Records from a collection
>> begin
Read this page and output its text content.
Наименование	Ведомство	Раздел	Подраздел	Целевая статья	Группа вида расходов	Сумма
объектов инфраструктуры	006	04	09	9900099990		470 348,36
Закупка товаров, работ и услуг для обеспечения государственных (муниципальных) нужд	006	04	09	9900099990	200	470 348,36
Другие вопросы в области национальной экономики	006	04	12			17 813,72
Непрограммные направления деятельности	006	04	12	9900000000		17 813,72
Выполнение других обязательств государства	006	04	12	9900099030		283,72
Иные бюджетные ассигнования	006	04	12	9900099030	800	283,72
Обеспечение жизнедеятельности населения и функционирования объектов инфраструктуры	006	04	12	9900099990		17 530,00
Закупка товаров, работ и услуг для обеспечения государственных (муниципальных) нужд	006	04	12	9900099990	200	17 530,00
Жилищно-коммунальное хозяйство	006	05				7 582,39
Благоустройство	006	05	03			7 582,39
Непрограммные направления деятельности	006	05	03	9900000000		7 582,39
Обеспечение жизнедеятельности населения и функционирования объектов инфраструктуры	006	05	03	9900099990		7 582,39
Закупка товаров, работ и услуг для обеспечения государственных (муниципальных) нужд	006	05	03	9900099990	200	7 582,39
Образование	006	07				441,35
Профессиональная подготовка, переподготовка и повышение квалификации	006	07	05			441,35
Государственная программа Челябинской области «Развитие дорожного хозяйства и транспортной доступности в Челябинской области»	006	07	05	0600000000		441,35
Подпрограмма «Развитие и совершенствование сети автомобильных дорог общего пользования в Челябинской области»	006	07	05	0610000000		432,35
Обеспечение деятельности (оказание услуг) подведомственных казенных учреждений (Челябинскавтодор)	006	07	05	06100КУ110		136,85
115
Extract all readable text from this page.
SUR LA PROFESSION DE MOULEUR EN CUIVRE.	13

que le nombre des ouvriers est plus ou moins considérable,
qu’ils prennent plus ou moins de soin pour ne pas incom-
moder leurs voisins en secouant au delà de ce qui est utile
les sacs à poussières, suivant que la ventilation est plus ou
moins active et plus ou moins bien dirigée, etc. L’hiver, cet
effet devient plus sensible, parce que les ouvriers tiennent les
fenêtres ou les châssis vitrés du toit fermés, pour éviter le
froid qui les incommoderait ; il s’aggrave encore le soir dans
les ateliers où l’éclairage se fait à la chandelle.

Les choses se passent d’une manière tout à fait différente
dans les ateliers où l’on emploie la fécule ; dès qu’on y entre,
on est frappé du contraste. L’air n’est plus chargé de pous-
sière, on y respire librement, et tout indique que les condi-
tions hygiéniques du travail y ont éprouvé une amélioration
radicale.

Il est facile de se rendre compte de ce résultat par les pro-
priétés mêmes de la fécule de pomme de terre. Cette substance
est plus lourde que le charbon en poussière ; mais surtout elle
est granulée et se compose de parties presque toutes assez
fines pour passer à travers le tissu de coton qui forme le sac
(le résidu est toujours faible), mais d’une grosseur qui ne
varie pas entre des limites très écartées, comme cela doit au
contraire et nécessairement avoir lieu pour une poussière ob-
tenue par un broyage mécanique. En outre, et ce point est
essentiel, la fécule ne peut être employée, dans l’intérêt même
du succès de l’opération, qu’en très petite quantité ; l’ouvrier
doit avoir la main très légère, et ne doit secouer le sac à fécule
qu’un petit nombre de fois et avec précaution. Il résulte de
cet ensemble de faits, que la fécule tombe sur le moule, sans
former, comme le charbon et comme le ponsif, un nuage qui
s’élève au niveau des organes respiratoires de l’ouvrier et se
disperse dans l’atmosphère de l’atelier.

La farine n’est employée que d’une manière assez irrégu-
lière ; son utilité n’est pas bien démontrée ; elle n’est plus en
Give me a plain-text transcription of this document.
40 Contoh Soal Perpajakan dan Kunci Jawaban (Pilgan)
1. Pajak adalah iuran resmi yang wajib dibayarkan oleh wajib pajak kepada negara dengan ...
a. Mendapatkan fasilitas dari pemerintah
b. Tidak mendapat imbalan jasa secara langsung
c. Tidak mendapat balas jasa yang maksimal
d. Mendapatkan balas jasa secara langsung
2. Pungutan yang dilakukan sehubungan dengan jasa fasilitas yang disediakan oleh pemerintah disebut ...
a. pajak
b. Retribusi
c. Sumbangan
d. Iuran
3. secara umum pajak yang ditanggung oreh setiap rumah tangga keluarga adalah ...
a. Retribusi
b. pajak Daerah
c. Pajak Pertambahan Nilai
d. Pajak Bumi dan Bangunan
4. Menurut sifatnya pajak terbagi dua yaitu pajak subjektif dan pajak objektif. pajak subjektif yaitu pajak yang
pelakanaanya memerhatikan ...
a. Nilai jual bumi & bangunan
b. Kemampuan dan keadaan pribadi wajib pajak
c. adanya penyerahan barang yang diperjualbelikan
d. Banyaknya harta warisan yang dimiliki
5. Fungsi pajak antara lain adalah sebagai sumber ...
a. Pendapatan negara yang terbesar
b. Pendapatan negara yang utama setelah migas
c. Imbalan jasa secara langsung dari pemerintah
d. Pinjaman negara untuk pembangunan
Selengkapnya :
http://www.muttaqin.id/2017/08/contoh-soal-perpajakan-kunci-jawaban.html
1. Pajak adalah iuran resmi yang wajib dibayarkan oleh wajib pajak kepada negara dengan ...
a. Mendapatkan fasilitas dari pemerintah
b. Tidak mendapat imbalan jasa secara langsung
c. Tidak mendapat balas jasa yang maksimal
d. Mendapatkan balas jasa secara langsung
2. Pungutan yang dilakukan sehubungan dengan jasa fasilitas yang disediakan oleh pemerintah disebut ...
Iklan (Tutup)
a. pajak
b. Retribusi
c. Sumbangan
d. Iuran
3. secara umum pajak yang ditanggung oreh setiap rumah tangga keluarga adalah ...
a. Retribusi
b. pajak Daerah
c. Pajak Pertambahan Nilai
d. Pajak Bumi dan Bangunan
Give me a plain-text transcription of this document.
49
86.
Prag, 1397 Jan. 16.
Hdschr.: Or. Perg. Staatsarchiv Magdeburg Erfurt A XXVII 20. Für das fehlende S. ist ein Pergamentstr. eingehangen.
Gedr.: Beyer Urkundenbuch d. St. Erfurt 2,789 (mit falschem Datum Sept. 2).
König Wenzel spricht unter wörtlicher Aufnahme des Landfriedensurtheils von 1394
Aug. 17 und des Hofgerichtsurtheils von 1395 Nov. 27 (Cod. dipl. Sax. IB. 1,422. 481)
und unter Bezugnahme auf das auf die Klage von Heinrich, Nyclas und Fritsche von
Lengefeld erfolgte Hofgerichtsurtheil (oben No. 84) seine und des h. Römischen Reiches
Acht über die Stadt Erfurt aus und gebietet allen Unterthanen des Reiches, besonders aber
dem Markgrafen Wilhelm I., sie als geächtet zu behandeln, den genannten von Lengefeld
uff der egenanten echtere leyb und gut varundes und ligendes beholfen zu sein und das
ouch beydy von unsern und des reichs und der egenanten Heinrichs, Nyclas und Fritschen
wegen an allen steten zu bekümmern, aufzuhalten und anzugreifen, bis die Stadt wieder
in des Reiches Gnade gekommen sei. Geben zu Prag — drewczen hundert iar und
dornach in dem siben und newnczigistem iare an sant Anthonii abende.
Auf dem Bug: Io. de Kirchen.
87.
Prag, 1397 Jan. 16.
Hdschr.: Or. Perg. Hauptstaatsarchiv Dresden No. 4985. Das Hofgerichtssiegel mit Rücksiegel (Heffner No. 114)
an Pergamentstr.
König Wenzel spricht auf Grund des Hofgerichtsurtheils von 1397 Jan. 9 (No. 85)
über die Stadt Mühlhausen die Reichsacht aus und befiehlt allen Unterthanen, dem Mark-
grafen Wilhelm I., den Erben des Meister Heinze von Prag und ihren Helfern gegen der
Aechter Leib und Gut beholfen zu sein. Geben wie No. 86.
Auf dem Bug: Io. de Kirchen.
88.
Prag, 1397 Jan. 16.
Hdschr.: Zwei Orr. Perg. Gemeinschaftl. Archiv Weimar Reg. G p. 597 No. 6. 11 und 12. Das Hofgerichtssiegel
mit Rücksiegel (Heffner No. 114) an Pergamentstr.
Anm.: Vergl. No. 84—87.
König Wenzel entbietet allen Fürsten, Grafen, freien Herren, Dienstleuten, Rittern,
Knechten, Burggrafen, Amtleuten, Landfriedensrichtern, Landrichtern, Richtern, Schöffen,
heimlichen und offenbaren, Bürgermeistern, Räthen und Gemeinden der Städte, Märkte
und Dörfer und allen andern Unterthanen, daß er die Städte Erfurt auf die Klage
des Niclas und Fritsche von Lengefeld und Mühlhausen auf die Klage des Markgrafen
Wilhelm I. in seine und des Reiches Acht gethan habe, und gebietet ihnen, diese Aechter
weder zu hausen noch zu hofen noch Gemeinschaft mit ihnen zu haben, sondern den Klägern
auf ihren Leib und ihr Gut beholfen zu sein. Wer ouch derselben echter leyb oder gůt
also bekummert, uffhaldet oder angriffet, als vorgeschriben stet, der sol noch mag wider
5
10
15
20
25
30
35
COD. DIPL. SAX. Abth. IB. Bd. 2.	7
>> end
EXERCISE: What is the number of lines in the records that contain the string "manière"? Give only that number.

RESULT OF THE EXERCISE: 2